# Start of MATERIAL PROVIDED
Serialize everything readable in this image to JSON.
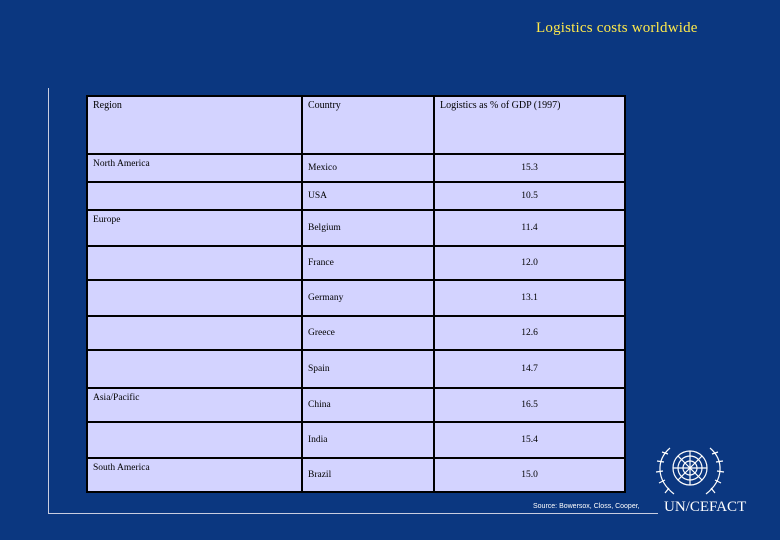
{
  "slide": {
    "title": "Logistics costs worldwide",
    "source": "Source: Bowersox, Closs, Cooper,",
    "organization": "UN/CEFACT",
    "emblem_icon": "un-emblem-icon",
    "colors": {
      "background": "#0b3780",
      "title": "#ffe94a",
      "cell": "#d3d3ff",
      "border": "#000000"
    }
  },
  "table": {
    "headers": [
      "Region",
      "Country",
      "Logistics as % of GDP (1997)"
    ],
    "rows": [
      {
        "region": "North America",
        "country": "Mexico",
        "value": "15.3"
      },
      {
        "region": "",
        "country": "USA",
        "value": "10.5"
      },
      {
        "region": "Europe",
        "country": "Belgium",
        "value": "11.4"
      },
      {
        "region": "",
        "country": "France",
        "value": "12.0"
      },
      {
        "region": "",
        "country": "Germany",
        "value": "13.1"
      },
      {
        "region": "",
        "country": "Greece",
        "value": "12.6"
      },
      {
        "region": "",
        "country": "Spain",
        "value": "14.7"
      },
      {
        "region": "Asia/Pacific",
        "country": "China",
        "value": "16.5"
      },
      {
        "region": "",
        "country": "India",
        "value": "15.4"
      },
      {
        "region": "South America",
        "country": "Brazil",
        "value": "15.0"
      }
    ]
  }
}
# End of MATERIAL PROVIDED
*EXERCISE GOAL:*
Leave out the pictures and print each record exactly as it stands.

*TASK RESPONSE:*
Serialize everything readable in this image to JSON.
{
  "slide": {
    "title": "Logistics costs worldwide",
    "source": "Source: Bowersox, Closs, Cooper,",
    "organization": "UN/CEFACT",
    "emblem_icon": "un-emblem-icon",
    "colors": {
      "background": "#0b3780",
      "title": "#ffe94a",
      "cell": "#d3d3ff",
      "border": "#000000"
    }
  },
  "table": {
    "headers": [
      "Region",
      "Country",
      "Logistics as % of GDP (1997)"
    ],
    "rows": [
      {
        "region": "North America",
        "country": "Mexico",
        "value": "15.3"
      },
      {
        "region": "",
        "country": "USA",
        "value": "10.5"
      },
      {
        "region": "Europe",
        "country": "Belgium",
        "value": "11.4"
      },
      {
        "region": "",
        "country": "France",
        "value": "12.0"
      },
      {
        "region": "",
        "country": "Germany",
        "value": "13.1"
      },
      {
        "region": "",
        "country": "Greece",
        "value": "12.6"
      },
      {
        "region": "",
        "country": "Spain",
        "value": "14.7"
      },
      {
        "region": "Asia/Pacific",
        "country": "China",
        "value": "16.5"
      },
      {
        "region": "",
        "country": "India",
        "value": "15.4"
      },
      {
        "region": "South America",
        "country": "Brazil",
        "value": "15.0"
      }
    ]
  }
}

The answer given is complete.